> _Extracted data_:
######

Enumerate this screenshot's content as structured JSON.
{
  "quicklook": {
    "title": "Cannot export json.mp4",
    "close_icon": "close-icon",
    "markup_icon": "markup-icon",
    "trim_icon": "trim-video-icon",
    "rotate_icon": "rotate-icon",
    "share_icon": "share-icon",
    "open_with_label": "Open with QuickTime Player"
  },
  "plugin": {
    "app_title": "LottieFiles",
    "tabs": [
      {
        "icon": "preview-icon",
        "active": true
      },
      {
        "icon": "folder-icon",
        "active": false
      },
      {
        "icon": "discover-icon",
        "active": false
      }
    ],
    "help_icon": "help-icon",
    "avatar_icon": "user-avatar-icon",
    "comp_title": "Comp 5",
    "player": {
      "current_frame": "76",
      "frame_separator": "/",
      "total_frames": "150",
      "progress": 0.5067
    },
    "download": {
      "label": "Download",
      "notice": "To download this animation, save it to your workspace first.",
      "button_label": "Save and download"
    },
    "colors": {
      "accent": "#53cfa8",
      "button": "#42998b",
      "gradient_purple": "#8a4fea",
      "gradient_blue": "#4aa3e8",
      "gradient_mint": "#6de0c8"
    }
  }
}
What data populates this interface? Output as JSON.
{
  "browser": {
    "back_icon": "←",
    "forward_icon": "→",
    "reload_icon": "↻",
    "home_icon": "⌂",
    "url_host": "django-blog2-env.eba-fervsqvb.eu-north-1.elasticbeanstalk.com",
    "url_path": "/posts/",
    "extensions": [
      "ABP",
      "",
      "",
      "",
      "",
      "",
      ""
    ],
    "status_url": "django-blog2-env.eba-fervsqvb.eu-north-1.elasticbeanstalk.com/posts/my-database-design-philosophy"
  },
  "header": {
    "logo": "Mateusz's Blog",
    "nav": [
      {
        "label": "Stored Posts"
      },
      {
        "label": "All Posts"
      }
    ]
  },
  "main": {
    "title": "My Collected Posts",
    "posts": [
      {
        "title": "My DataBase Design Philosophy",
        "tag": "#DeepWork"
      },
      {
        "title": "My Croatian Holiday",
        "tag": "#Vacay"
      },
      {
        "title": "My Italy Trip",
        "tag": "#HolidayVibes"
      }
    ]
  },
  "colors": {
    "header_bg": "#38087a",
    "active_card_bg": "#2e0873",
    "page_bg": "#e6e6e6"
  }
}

######

> _Task objective_:
Give the listing again, word for word.

> _Response for this exercise_:
Enumerate this screenshot's content as structured JSON.
{
  "quicklook": {
    "title": "Cannot export json.mp4",
    "close_icon": "close-icon",
    "markup_icon": "markup-icon",
    "trim_icon": "trim-video-icon",
    "rotate_icon": "rotate-icon",
    "share_icon": "share-icon",
    "open_with_label": "Open with QuickTime Player"
  },
  "plugin": {
    "app_title": "LottieFiles",
    "tabs": [
      {
        "icon": "preview-icon",
        "active": true
      },
      {
        "icon": "folder-icon",
        "active": false
      },
      {
        "icon": "discover-icon",
        "active": false
      }
    ],
    "help_icon": "help-icon",
    "avatar_icon": "user-avatar-icon",
    "comp_title": "Comp 5",
    "player": {
      "current_frame": "76",
      "frame_separator": "/",
      "total_frames": "150",
      "progress": 0.5067
    },
    "download": {
      "label": "Download",
      "notice": "To download this animation, save it to your workspace first.",
      "button_label": "Save and download"
    },
    "colors": {
      "accent": "#53cfa8",
      "button": "#42998b",
      "gradient_purple": "#8a4fea",
      "gradient_blue": "#4aa3e8",
      "gradient_mint": "#6de0c8"
    }
  }
}
What data populates this interface? Output as JSON.
{
  "browser": {
    "back_icon": "←",
    "forward_icon": "→",
    "reload_icon": "↻",
    "home_icon": "⌂",
    "url_host": "django-blog2-env.eba-fervsqvb.eu-north-1.elasticbeanstalk.com",
    "url_path": "/posts/",
    "extensions": [
      "ABP",
      "",
      "",
      "",
      "",
      "",
      ""
    ],
    "status_url": "django-blog2-env.eba-fervsqvb.eu-north-1.elasticbeanstalk.com/posts/my-database-design-philosophy"
  },
  "header": {
    "logo": "Mateusz's Blog",
    "nav": [
      {
        "label": "Stored Posts"
      },
      {
        "label": "All Posts"
      }
    ]
  },
  "main": {
    "title": "My Collected Posts",
    "posts": [
      {
        "title": "My DataBase Design Philosophy",
        "tag": "#DeepWork"
      },
      {
        "title": "My Croatian Holiday",
        "tag": "#Vacay"
      },
      {
        "title": "My Italy Trip",
        "tag": "#HolidayVibes"
      }
    ]
  },
  "colors": {
    "header_bg": "#38087a",
    "active_card_bg": "#2e0873",
    "page_bg": "#e6e6e6"
  }
}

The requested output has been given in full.